▶ **EXERCISE OBJECTIVE**:
Provide an exact transcription of all the records.

Start

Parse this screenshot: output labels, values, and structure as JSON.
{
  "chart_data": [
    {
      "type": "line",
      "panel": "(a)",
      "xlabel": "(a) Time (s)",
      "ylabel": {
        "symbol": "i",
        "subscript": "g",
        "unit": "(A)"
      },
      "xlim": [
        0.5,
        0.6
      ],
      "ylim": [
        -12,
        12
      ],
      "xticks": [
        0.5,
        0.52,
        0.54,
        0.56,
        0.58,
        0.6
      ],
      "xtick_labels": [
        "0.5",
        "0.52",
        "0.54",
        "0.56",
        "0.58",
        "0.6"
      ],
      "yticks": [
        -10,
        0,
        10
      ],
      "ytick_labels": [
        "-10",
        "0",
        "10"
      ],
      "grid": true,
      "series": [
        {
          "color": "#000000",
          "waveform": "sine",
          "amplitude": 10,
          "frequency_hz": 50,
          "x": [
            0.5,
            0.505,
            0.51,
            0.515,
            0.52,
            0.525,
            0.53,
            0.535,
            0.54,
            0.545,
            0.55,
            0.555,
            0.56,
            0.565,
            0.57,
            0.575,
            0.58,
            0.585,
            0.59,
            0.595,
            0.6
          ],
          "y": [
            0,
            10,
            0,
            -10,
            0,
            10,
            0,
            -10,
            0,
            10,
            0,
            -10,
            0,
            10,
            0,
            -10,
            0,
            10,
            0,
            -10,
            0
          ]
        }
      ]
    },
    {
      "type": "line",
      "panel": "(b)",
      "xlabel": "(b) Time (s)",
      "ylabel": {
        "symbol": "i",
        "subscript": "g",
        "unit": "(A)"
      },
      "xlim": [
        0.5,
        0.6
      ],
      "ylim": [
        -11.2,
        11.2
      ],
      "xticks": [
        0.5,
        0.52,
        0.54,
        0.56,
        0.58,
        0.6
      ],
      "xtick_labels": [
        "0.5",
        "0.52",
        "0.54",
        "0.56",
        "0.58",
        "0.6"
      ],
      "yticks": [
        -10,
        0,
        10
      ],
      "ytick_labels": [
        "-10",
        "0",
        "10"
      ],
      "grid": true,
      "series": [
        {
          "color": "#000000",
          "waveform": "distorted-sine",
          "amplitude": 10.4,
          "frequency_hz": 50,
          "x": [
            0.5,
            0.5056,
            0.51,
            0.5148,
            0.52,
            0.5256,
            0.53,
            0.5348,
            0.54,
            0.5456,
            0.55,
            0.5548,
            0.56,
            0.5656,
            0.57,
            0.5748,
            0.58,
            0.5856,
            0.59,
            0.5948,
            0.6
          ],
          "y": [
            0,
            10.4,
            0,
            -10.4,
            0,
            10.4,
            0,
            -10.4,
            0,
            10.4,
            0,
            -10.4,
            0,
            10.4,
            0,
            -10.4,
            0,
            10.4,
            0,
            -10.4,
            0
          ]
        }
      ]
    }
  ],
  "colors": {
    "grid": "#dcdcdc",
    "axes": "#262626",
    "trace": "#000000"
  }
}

End

▶ **SOLUTION TO THIS EXERCISE**:
Parse this screenshot: output labels, values, and structure as JSON.
{
  "chart_data": [
    {
      "type": "line",
      "panel": "(a)",
      "xlabel": "(a) Time (s)",
      "ylabel": {
        "symbol": "i",
        "subscript": "g",
        "unit": "(A)"
      },
      "xlim": [
        0.5,
        0.6
      ],
      "ylim": [
        -12,
        12
      ],
      "xticks": [
        0.5,
        0.52,
        0.54,
        0.56,
        0.58,
        0.6
      ],
      "xtick_labels": [
        "0.5",
        "0.52",
        "0.54",
        "0.56",
        "0.58",
        "0.6"
      ],
      "yticks": [
        -10,
        0,
        10
      ],
      "ytick_labels": [
        "-10",
        "0",
        "10"
      ],
      "grid": true,
      "series": [
        {
          "color": "#000000",
          "waveform": "sine",
          "amplitude": 10,
          "frequency_hz": 50,
          "x": [
            0.5,
            0.505,
            0.51,
            0.515,
            0.52,
            0.525,
            0.53,
            0.535,
            0.54,
            0.545,
            0.55,
            0.555,
            0.56,
            0.565,
            0.57,
            0.575,
            0.58,
            0.585,
            0.59,
            0.595,
            0.6
          ],
          "y": [
            0,
            10,
            0,
            -10,
            0,
            10,
            0,
            -10,
            0,
            10,
            0,
            -10,
            0,
            10,
            0,
            -10,
            0,
            10,
            0,
            -10,
            0
          ]
        }
      ]
    },
    {
      "type": "line",
      "panel": "(b)",
      "xlabel": "(b) Time (s)",
      "ylabel": {
        "symbol": "i",
        "subscript": "g",
        "unit": "(A)"
      },
      "xlim": [
        0.5,
        0.6
      ],
      "ylim": [
        -11.2,
        11.2
      ],
      "xticks": [
        0.5,
        0.52,
        0.54,
        0.56,
        0.58,
        0.6
      ],
      "xtick_labels": [
        "0.5",
        "0.52",
        "0.54",
        "0.56",
        "0.58",
        "0.6"
      ],
      "yticks": [
        -10,
        0,
        10
      ],
      "ytick_labels": [
        "-10",
        "0",
        "10"
      ],
      "grid": true,
      "series": [
        {
          "color": "#000000",
          "waveform": "distorted-sine",
          "amplitude": 10.4,
          "frequency_hz": 50,
          "x": [
            0.5,
            0.5056,
            0.51,
            0.5148,
            0.52,
            0.5256,
            0.53,
            0.5348,
            0.54,
            0.5456,
            0.55,
            0.5548,
            0.56,
            0.5656,
            0.57,
            0.5748,
            0.58,
            0.5856,
            0.59,
            0.5948,
            0.6
          ],
          "y": [
            0,
            10.4,
            0,
            -10.4,
            0,
            10.4,
            0,
            -10.4,
            0,
            10.4,
            0,
            -10.4,
            0,
            10.4,
            0,
            -10.4,
            0,
            10.4,
            0,
            -10.4,
            0
          ]
        }
      ]
    }
  ],
  "colors": {
    "grid": "#dcdcdc",
    "axes": "#262626",
    "trace": "#000000"
  }
}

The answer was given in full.